> _Work instructions_: Reproduce every entry below precisely; do not include the pictures.

> _Exercise material_:
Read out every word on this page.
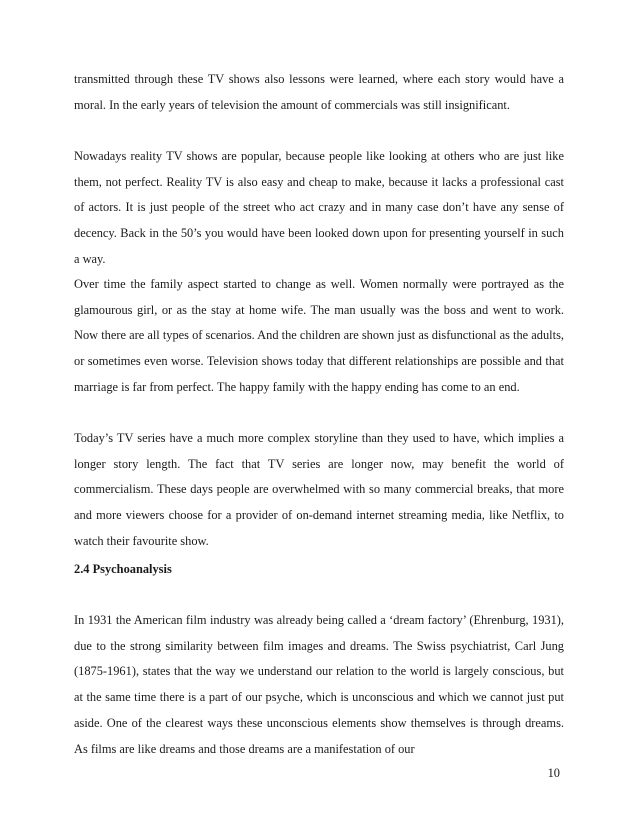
transmitted through these TV shows also lessons were learned, where each story would have a moral. In the early years of television the amount of commercials was still insignificant.

Nowadays reality TV shows are popular, because people like looking at others who are just like them, not perfect. Reality TV is also easy and cheap to make, because it lacks a professional cast of actors. It is just people of the street who act crazy and in many case don’t have any sense of decency. Back in the 50’s you would have been looked down upon for presenting yourself in such a way.

Over time the family aspect started to change as well. Women normally were portrayed as the glamourous girl, or as the stay at home wife. The man usually was the boss and went to work. Now there are all types of scenarios. And the children are shown just as disfunctional as the adults, or sometimes even worse. Television shows today that different relationships are possible and that marriage is far from perfect. The happy family with the happy ending has come to an end.

Today’s TV series have a much more complex storyline than they used to have, which implies a longer story length. The fact that TV series are longer now, may benefit the world of commercialism. These days people are overwhelmed with so many commercial breaks, that more and more viewers choose for a provider of on-demand internet streaming media, like Netflix, to watch their favourite show.

2.4 Psychoanalysis

In 1931 the American film industry was already being called a ‘dream factory’ (Ehrenburg, 1931), due to the strong similarity between film images and dreams. The Swiss psychiatrist, Carl Jung (1875-1961), states that the way we understand our relation to the world is largely conscious, but at the same time there is a part of our psyche, which is unconscious and which we cannot just put aside. One of the clearest ways these unconscious elements show themselves is through dreams. As films are like dreams and those dreams are a manifestation of our

10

> _Finished exercise_:
Read out every word on this page.
transmitted through these TV shows also lessons were learned, where each story would have a moral. In the early years of television the amount of commercials was still insignificant.

Nowadays reality TV shows are popular, because people like looking at others who are just like them, not perfect. Reality TV is also easy and cheap to make, because it lacks a professional cast of actors. It is just people of the street who act crazy and in many case don’t have any sense of decency. Back in the 50’s you would have been looked down upon for presenting yourself in such a way.

Over time the family aspect started to change as well. Women normally were portrayed as the glamourous girl, or as the stay at home wife. The man usually was the boss and went to work. Now there are all types of scenarios. And the children are shown just as disfunctional as the adults, or sometimes even worse. Television shows today that different relationships are possible and that marriage is far from perfect. The happy family with the happy ending has come to an end.

Today’s TV series have a much more complex storyline than they used to have, which implies a longer story length. The fact that TV series are longer now, may benefit the world of commercialism. These days people are overwhelmed with so many commercial breaks, that more and more viewers choose for a provider of on-demand internet streaming media, like Netflix, to watch their favourite show.

2.4 Psychoanalysis

In 1931 the American film industry was already being called a ‘dream factory’ (Ehrenburg, 1931), due to the strong similarity between film images and dreams. The Swiss psychiatrist, Carl Jung (1875-1961), states that the way we understand our relation to the world is largely conscious, but at the same time there is a part of our psyche, which is unconscious and which we cannot just put aside. One of the clearest ways these unconscious elements show themselves is through dreams. As films are like dreams and those dreams are a manifestation of our

10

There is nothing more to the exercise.